When the camp notified people they could leave to join the military, her parents were very supportive and understanding. She was the first to leave out of her four siblings, and she was the oldest. In the later months of 1944, her involvement in the military began. Haruko previously knew about the Japanese language school run by the army in Snelling.

Just before she enlisted into the WACs, she worked for the war department to process V-mail at the Chicago station. This was a federal job under the army, and male supervisors ran the operations.

After the war began, her family was evacuated to the Jerome Relocation Center in southeastern Arkansas behind barbed wire in 1942. This internment camp was one of two temporary Arkansas sites for over 8,000 Japanese American internees during World War II.

In 1945, Haruko Sugi Hurt joined the Women’s Army Corps (WACs) and moved to Fort Snelling, Minnesota. She was a typist in the headquarters office. When she volunteered to join the WACs, she trained for six weeks to become a soldier in Des Moines as the only Japanese American and one of the few Asian women in her class. She was treated kindly, even with lingering prejudice.

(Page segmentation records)
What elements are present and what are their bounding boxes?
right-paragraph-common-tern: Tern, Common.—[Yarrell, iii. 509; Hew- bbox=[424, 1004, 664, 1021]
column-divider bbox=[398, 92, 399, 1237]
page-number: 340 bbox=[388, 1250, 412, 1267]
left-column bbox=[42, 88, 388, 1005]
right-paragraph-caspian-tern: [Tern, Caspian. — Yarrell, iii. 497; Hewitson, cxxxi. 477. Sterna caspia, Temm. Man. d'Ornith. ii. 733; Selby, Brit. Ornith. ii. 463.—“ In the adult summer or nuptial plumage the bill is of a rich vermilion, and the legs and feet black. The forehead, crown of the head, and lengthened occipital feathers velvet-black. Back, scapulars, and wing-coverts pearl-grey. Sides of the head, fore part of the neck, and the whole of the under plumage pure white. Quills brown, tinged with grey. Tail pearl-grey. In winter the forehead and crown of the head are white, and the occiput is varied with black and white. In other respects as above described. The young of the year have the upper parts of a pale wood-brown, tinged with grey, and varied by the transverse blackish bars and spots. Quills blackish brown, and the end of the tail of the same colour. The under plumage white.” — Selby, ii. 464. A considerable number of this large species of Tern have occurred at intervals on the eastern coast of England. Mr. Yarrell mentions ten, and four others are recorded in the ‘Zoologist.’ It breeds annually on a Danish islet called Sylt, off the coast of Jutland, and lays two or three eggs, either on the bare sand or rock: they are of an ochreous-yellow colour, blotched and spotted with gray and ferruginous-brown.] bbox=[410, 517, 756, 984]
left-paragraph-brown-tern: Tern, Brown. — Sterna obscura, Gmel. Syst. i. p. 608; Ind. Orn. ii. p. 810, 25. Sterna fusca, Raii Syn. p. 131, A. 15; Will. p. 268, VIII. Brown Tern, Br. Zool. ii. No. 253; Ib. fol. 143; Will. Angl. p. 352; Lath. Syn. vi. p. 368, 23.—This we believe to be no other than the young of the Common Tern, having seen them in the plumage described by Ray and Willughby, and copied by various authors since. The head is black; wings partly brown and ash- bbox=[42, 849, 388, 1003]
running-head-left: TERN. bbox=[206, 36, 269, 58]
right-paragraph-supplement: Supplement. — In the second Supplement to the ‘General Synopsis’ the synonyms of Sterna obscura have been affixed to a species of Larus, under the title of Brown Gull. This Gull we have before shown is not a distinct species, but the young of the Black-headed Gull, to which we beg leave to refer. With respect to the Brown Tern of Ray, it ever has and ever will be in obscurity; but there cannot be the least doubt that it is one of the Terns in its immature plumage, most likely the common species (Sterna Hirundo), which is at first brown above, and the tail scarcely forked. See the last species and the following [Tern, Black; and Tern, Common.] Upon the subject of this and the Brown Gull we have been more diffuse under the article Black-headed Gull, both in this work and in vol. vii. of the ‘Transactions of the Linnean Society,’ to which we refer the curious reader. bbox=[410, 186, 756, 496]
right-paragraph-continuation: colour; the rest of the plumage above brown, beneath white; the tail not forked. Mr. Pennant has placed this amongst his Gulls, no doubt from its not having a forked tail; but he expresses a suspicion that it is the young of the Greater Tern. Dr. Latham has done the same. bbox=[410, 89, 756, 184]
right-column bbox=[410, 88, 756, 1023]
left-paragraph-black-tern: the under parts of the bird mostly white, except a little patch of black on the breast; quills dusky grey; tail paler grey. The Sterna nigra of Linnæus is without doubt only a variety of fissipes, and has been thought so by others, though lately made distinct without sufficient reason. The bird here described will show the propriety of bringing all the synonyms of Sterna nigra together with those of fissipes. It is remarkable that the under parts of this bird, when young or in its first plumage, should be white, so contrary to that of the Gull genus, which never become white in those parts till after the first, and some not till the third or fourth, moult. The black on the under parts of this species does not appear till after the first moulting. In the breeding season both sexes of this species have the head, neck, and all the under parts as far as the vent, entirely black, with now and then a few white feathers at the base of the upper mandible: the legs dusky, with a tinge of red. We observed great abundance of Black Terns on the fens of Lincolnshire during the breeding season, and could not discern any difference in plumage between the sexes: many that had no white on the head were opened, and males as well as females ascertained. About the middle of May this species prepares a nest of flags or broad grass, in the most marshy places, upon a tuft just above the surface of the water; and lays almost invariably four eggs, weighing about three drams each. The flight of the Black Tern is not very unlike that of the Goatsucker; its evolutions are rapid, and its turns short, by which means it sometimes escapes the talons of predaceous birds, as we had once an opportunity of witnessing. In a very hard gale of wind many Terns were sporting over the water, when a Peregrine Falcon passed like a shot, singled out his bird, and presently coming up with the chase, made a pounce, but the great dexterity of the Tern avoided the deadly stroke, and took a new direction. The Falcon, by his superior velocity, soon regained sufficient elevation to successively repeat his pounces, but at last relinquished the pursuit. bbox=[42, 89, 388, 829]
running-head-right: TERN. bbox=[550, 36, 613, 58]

◆ **Task brief**
Copy out the entire passage about Haruko Sugi Hurt word for word.

◆ **Answer box**
When the camp notified people they could leave to join the military, her parents were very supportive and understanding. She was the first to leave out of her four siblings, and she was the oldest. In the later months of 1944, her involvement in the military began. Haruko previously knew about the Japanese language school run by the army in Snelling.

Just before she enlisted into the WACs, she worked for the war department to process V-mail at the Chicago station. This was a federal job under the army, and male supervisors ran the operations.

After the war began, her family was evacuated to the Jerome Relocation Center in southeastern Arkansas behind barbed wire in 1942. This internment camp was one of two temporary Arkansas sites for over 8,000 Japanese American internees during World War II.

In 1945, Haruko Sugi Hurt joined the Women’s Army Corps (WACs) and moved to Fort Snelling, Minnesota. She was a typist in the headquarters office. When she volunteered to join the WACs, she trained for six weeks to become a soldier in Des Moines as the only Japanese American and one of the few Asian women in her class. She was treated kindly, even with lingering prejudice.